**Fragmento del documento:**
■ ■ ■ ■ ■ ■ ■
De los máximos excesos celestiales y la épica sacerdotal

De los máximos excesos celestiales y la épica sacerdotal[1]

I. No hay mejor lugar que el Paraíso.

El Evangelio de hoy, III Domingo de Pascua, nos habla del Cielo cuando dice «vuestra alegría nadie os la podrá quitar» (Jn XVI 22). Digamos entonces, dos palabras sobre el Cielo ya que la mayor parte del tiempo hablamos de la tierra, lo cual no tiene mucho sentido ya que, como decía Santa Teresa, esta vida es “una mala noche en una mala posada”.

No hay mejor lugar que el Cielo. De hecho, como reflexiona San Bruno, ese santazo que fundó la gloriosa Cartuja, “el hombre se encuentra en un árido valle de lágrimas, es decir, en un mundo que, en comparación con la vida eterna, que viene a ser como un monte repleto de alegría, es un valle profundo donde abundan los sufrimientos y las tribulaciones”[2].
■ ■ ■ ■ ■ ■ ■
**Requisitos:** Continúa el texto sobre el Cielo a partir de su última oración.

**Material proporcionado:**
■ ■ ■ ■ ■ ■ ■
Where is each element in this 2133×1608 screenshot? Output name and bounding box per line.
■ ■ ■ ■ ■ ■ ■
**Resultado:**
No hay mejor lugar que el Cielo. De hecho, como explica el Doctor Angélico, el Cielo se compara con la humanidad de Cristo y la Virgen Santísima ya que estas tres realidades tienen una dignidad infinita. Leamos el texto de la Suma Teológica, en el que Santo Tomás explica esta verdad:

La humanidad de Cristo por estar unida a Dios; la bienaventuranza creada por ser goce de Dios; la bienaventurada Virgen por ser Madre de Dios, tienen una  dignidad en cierto modo infinita, que les proviene del bien infinito que es Dios. Y en este sentido, nada mejor que ellos puede hacerse, por lo mismo que nada puede ser mejor que Dios[3].

Parma - el fresco de la Assumpcion de Virgen María en la cúpula del Duomo por Antonio Allegri (Correggio - 1526-1530)

Fresco de la Assumpcion de Virgen María en la cúpula del Duomo por Antonio Allegri.

 

II. La “esencia” del Paraíso.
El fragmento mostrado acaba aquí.